_Activity_
All of the data must be written out verbatim, with pictures excluded.

Transcription dataset entries

* * * * * * * * *

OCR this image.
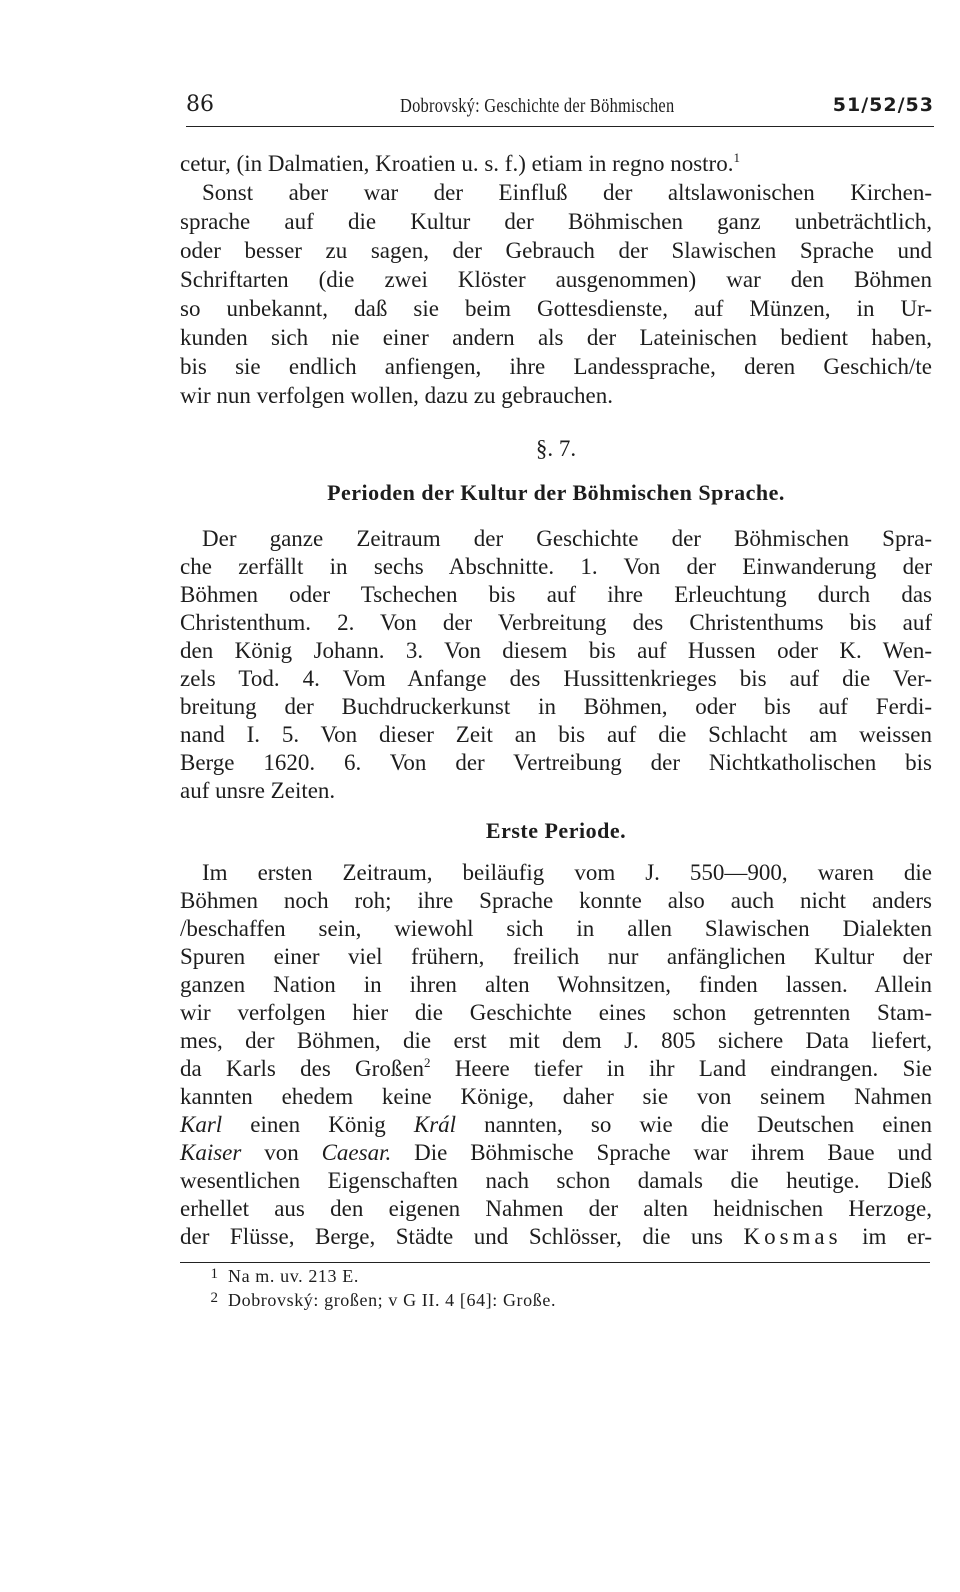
86	Dobrovský: Geschichte der Böhmischen	51/52/53
cetur, (in Dalmatien, Kroatien u. s. f.) etiam in regno nostro.$^1$
Sonst aber war der Einfluß der altslawonischen Kirchen-
sprache auf die Kultur der Böhmischen ganz unbeträchtlich,
oder besser zu sagen, der Gebrauch der Slawischen Sprache und
Schriftarten (die zwei Klöster ausgenommen) war den Böhmen
so unbekannt, daß sie beim Gottesdienste, auf Münzen, in Ur-
kunden sich nie einer andern als der Lateinischen bedient haben,
bis sie endlich anfiengen, ihre Landessprache, deren Geschich/te
wir nun verfolgen wollen, dazu zu gebrauchen.
§. 7.
Perioden der Kultur der Böhmischen Sprache.
Der ganze Zeitraum der Geschichte der Böhmischen Spra-
che zerfällt in sechs Abschnitte. 1. Von der Einwanderung der
Böhmen oder Tschechen bis auf ihre Erleuchtung durch das
Christenthum. 2. Von der Verbreitung des Christenthums bis auf
den König Johann. 3. Von diesem bis auf Hussen oder K. Wen-
zels Tod. 4. Vom Anfange des Hussittenkrieges bis auf die Ver-
breitung der Buchdruckerkunst in Böhmen, oder bis auf Ferdi-
nand I. 5. Von dieser Zeit an bis auf die Schlacht am weissen
Berge 1620. 6. Von der Vertreibung der Nichtkatholischen bis
auf unsre Zeiten.
Erste Periode.
Im ersten Zeitraum, beiläufig vom J. 550—900, waren die
Böhmen noch roh; ihre Sprache konnte also auch nicht anders
/beschaffen sein, wiewohl sich in allen Slawischen Dialekten
Spuren einer viel frühern, freilich nur anfänglichen Kultur der
ganzen Nation in ihren alten Wohnsitzen, finden lassen. Allein
wir verfolgen hier die Geschichte eines schon getrennten Stam-
mes, der Böhmen, die erst mit dem J. 805 sichere Data liefert,
da Karls des Großen$^2$ Heere tiefer in ihr Land eindrangen. Sie
kannten ehedem keine Könige, daher sie von seinem Nahmen
Karl einen König Král nannten, so wie die Deutschen einen
Kaiser von Caesar. Die Böhmische Sprache war ihrem Baue und
wesentlichen Eigenschaften nach schon damals die heutige. Dieß
erhellet aus den eigenen Nahmen der alten heidnischen Herzoge,
der Flüsse, Berge, Städte und Schlösser, die uns Kosmas im er-
1 Na m. uv. 213 E.
2 Dobrovský: großen; v G II. 4 [64]: Große.
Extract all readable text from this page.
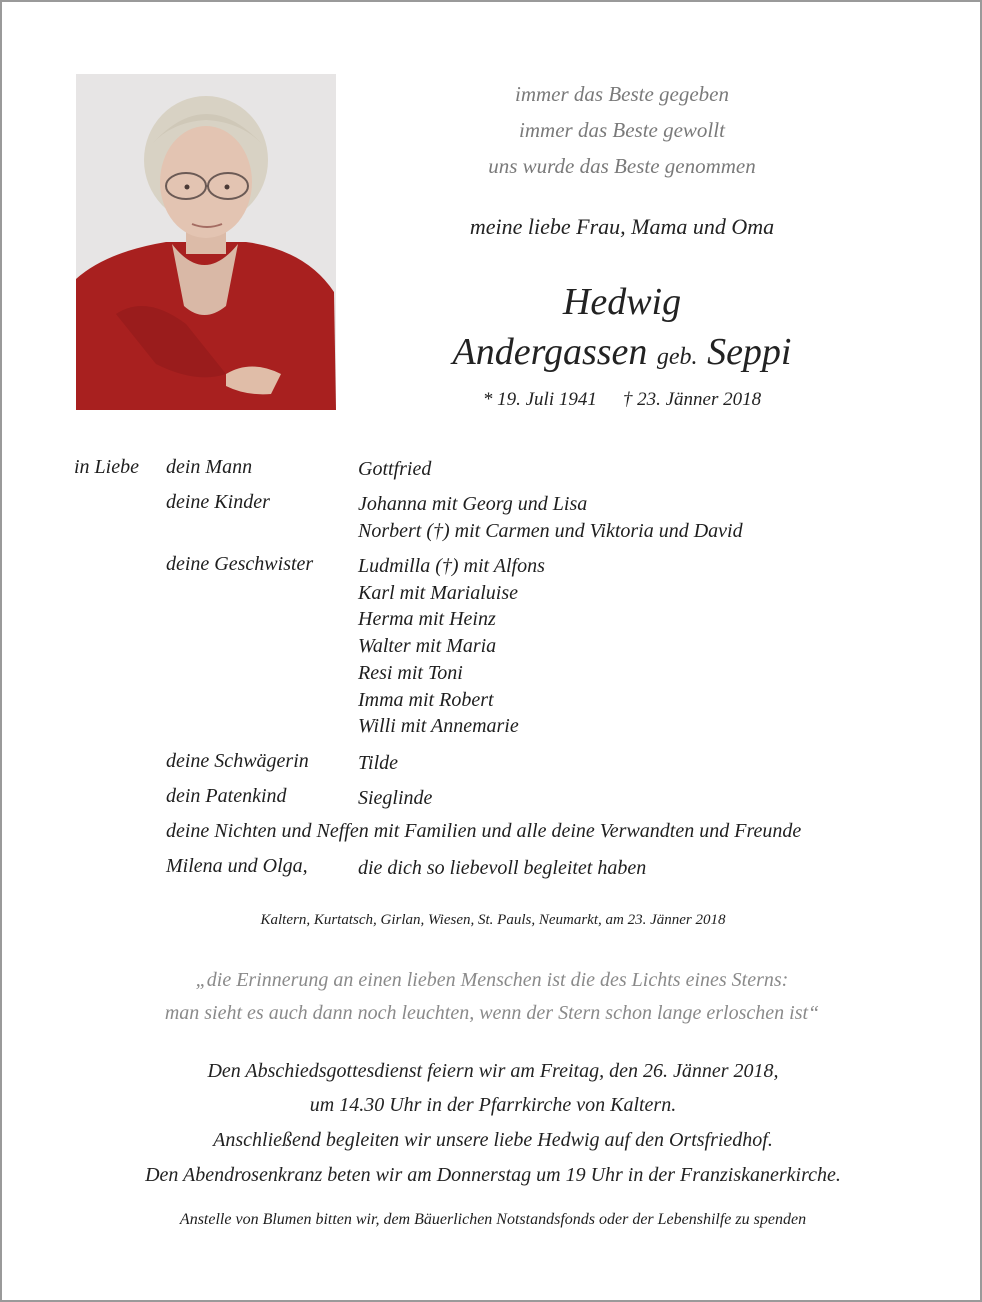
immer das Beste gegeben
immer das Beste gewollt
uns wurde das Beste genommen
meine liebe Frau, Mama und Oma
Hedwig
Andergassen geb. Seppi
* 19. Juli 1941 † 23. Jänner 2018
in Liebe dein Mann	Gottfried
deine Kinder	Johanna mit Georg und Lisa
Norbert (†) mit Carmen und Viktoria und David
deine Geschwister Ludmilla (†) mit Alfons
Karl mit Marialuise
Herma mit Heinz
Walter mit Maria
Resi mit Toni
Imma mit Robert
Willi mit Annemarie
deine Schwägerin Tilde
dein Patenkind	Sieglinde
deine Nichten und Neffen mit Familien und alle deine Verwandten und Freunde
Milena und Olga,	die dich so liebevoll begleitet haben
Kaltern, Kurtatsch, Girlan, Wiesen, St. Pauls, Neumarkt, am 23. Jänner 2018
„die Erinnerung an einen lieben Menschen ist die des Lichts eines Sterns:
man sieht es auch dann noch leuchten, wenn der Stern schon lange erloschen ist“
Den Abschiedsgottesdienst feiern wir am Freitag, den 26. Jänner 2018,
um 14.30 Uhr in der Pfarrkirche von Kaltern.
Anschließend begleiten wir unsere liebe Hedwig auf den Ortsfriedhof.
Den Abendrosenkranz beten wir am Donnerstag um 19 Uhr in der Franziskanerkirche.
Anstelle von Blumen bitten wir, dem Bäuerlichen Notstandsfonds oder der Lebenshilfe zu spenden
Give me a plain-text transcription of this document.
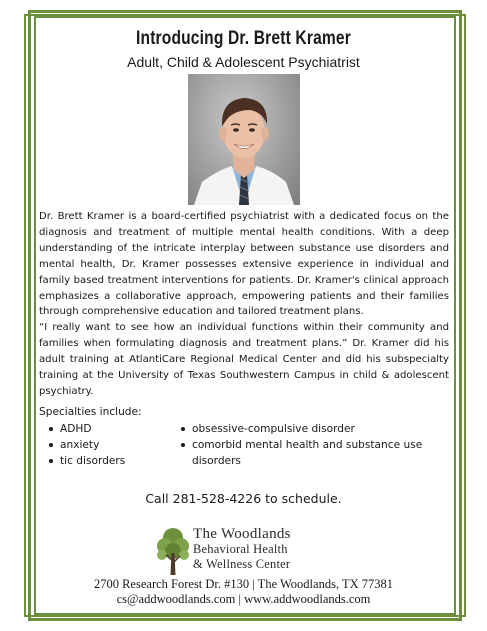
Introducing Dr. Brett Kramer
Adult, Child & Adolescent Psychiatrist

Dr. Brett Kramer is a board-certified psychiatrist with a dedicated focus on the diagnosis and treatment of multiple mental health conditions. With a deep understanding of the intricate interplay between substance use disorders and mental health, Dr. Kramer possesses extensive experience in individual and family based treatment interventions for patients. Dr. Kramer's clinical approach emphasizes a collaborative approach, empowering patients and their families through comprehensive education and tailored treatment plans.

“I really want to see how an individual functions within their community and families when formulating diagnosis and treatment plans.” Dr. Kramer did his adult training at AtlantiCare Regional Medical Center and did his subspecialty training at the University of Texas Southwestern Campus in child & adolescent psychiatry.

Specialties include:
ADHD
anxiety
tic disorders
obsessive-compulsive disorder
comorbid mental health and substance use disorders
Call 281-528-4226 to schedule.
The Woodlands
Behavioral Health
& Wellness Center
2700 Research Forest Dr. #130 | The Woodlands, TX 77381
cs@addwoodlands.com | www.addwoodlands.com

* * * * * * * * *

_Reply_
OCR this image.
86	Dobrovský: Geschichte der Böhmischen	51/52/53
cetur, (in Dalmatien, Kroatien u. s. f.) etiam in regno nostro.$^1$
Sonst aber war der Einfluß der altslawonischen Kirchen-
sprache auf die Kultur der Böhmischen ganz unbeträchtlich,
oder besser zu sagen, der Gebrauch der Slawischen Sprache und
Schriftarten (die zwei Klöster ausgenommen) war den Böhmen
so unbekannt, daß sie beim Gottesdienste, auf Münzen, in Ur-
kunden sich nie einer andern als der Lateinischen bedient haben,
bis sie endlich anfiengen, ihre Landessprache, deren Geschich/te
wir nun verfolgen wollen, dazu zu gebrauchen.
§. 7.
Perioden der Kultur der Böhmischen Sprache.
Der ganze Zeitraum der Geschichte der Böhmischen Spra-
che zerfällt in sechs Abschnitte. 1. Von der Einwanderung der
Böhmen oder Tschechen bis auf ihre Erleuchtung durch das
Christenthum. 2. Von der Verbreitung des Christenthums bis auf
den König Johann. 3. Von diesem bis auf Hussen oder K. Wen-
zels Tod. 4. Vom Anfange des Hussittenkrieges bis auf die Ver-
breitung der Buchdruckerkunst in Böhmen, oder bis auf Ferdi-
nand I. 5. Von dieser Zeit an bis auf die Schlacht am weissen
Berge 1620. 6. Von der Vertreibung der Nichtkatholischen bis
auf unsre Zeiten.
Erste Periode.
Im ersten Zeitraum, beiläufig vom J. 550—900, waren die
Böhmen noch roh; ihre Sprache konnte also auch nicht anders
/beschaffen sein, wiewohl sich in allen Slawischen Dialekten
Spuren einer viel frühern, freilich nur anfänglichen Kultur der
ganzen Nation in ihren alten Wohnsitzen, finden lassen. Allein
wir verfolgen hier die Geschichte eines schon getrennten Stam-
mes, der Böhmen, die erst mit dem J. 805 sichere Data liefert,
da Karls des Großen$^2$ Heere tiefer in ihr Land eindrangen. Sie
kannten ehedem keine Könige, daher sie von seinem Nahmen
Karl einen König Král nannten, so wie die Deutschen einen
Kaiser von Caesar. Die Böhmische Sprache war ihrem Baue und
wesentlichen Eigenschaften nach schon damals die heutige. Dieß
erhellet aus den eigenen Nahmen der alten heidnischen Herzoge,
der Flüsse, Berge, Städte und Schlösser, die uns Kosmas im er-
1 Na m. uv. 213 E.
2 Dobrovský: großen; v G II. 4 [64]: Große.
Extract all readable text from this page.
immer das Beste gegeben
immer das Beste gewollt
uns wurde das Beste genommen
meine liebe Frau, Mama und Oma
Hedwig
Andergassen geb. Seppi
* 19. Juli 1941 † 23. Jänner 2018
in Liebe dein Mann	Gottfried
deine Kinder	Johanna mit Georg und Lisa
Norbert (†) mit Carmen und Viktoria und David
deine Geschwister Ludmilla (†) mit Alfons
Karl mit Marialuise
Herma mit Heinz
Walter mit Maria
Resi mit Toni
Imma mit Robert
Willi mit Annemarie
deine Schwägerin Tilde
dein Patenkind	Sieglinde
deine Nichten und Neffen mit Familien und alle deine Verwandten und Freunde
Milena und Olga,	die dich so liebevoll begleitet haben
Kaltern, Kurtatsch, Girlan, Wiesen, St. Pauls, Neumarkt, am 23. Jänner 2018
„die Erinnerung an einen lieben Menschen ist die des Lichts eines Sterns:
man sieht es auch dann noch leuchten, wenn der Stern schon lange erloschen ist“
Den Abschiedsgottesdienst feiern wir am Freitag, den 26. Jänner 2018,
um 14.30 Uhr in der Pfarrkirche von Kaltern.
Anschließend begleiten wir unsere liebe Hedwig auf den Ortsfriedhof.
Den Abendrosenkranz beten wir am Donnerstag um 19 Uhr in der Franziskanerkirche.
Anstelle von Blumen bitten wir, dem Bäuerlichen Notstandsfonds oder der Lebenshilfe zu spenden
Give me a plain-text transcription of this document.
Introducing Dr. Brett Kramer
Adult, Child & Adolescent Psychiatrist

Dr. Brett Kramer is a board-certified psychiatrist with a dedicated focus on the diagnosis and treatment of multiple mental health conditions. With a deep understanding of the intricate interplay between substance use disorders and mental health, Dr. Kramer possesses extensive experience in individual and family based treatment interventions for patients. Dr. Kramer's clinical approach emphasizes a collaborative approach, empowering patients and their families through comprehensive education and tailored treatment plans.

“I really want to see how an individual functions within their community and families when formulating diagnosis and treatment plans.” Dr. Kramer did his adult training at AtlantiCare Regional Medical Center and did his subspecialty training at the University of Texas Southwestern Campus in child & adolescent psychiatry.

Specialties include:
ADHD
anxiety
tic disorders
obsessive-compulsive disorder
comorbid mental health and substance use disorders
Call 281-528-4226 to schedule.
The Woodlands
Behavioral Health
& Wellness Center
2700 Research Forest Dr. #130 | The Woodlands, TX 77381
cs@addwoodlands.com | www.addwoodlands.com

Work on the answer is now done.